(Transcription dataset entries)
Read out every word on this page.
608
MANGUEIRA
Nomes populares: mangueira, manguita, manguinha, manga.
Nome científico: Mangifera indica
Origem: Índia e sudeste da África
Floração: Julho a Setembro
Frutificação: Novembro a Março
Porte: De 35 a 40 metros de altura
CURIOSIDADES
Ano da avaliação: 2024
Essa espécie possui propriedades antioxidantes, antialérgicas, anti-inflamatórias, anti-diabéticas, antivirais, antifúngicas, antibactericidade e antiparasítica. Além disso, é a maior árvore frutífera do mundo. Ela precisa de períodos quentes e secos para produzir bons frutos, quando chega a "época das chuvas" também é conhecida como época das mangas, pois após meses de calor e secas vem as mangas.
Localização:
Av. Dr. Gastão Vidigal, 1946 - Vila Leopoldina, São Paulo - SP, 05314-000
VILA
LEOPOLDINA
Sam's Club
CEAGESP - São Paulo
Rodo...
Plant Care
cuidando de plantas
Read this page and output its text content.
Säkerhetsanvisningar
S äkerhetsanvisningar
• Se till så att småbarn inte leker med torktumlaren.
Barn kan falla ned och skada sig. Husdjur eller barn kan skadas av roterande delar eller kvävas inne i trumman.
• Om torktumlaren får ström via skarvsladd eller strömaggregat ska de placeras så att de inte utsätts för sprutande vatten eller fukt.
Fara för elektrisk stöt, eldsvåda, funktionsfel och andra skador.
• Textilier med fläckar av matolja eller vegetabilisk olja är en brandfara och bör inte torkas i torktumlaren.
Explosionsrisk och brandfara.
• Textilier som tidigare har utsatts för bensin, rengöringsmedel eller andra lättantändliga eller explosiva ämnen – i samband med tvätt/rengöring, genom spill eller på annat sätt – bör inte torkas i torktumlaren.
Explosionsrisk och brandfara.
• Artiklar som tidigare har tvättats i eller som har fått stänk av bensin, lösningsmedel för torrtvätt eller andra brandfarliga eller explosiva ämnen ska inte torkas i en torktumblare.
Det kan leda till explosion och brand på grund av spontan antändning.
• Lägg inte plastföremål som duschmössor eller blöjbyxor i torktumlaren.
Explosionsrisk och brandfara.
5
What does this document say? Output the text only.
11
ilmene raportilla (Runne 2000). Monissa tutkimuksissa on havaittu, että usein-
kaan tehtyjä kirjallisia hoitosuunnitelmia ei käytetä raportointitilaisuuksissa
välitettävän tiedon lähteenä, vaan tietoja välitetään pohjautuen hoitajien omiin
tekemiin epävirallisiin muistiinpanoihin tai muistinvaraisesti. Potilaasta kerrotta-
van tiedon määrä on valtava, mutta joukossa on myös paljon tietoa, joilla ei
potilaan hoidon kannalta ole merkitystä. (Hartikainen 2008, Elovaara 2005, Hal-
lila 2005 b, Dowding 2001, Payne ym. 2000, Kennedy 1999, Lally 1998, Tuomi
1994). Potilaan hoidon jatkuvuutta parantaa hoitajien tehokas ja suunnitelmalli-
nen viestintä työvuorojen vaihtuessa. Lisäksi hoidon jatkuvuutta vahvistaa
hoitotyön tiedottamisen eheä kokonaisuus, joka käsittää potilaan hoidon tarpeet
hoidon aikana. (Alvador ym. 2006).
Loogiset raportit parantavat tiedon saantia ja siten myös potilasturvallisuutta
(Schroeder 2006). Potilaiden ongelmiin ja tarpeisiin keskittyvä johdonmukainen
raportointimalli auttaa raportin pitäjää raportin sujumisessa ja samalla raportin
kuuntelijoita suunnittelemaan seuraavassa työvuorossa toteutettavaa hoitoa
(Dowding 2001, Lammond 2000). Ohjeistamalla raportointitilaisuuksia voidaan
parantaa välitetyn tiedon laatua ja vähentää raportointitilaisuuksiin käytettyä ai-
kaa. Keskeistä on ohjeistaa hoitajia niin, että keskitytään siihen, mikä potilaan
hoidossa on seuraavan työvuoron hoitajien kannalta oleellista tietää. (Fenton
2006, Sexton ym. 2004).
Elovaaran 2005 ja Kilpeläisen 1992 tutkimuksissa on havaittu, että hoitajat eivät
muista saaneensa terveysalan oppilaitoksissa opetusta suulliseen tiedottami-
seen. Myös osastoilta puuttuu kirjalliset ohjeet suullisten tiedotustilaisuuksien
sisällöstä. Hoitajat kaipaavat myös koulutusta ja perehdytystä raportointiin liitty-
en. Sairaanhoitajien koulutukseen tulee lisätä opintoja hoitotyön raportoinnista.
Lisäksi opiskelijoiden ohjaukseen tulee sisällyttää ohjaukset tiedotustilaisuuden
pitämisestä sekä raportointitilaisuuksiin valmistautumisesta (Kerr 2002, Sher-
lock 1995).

== Exercise goal ==
Among the lines of these entries, find those that contain "Paulo". Give their number and nothing else.

== Answer section ==
2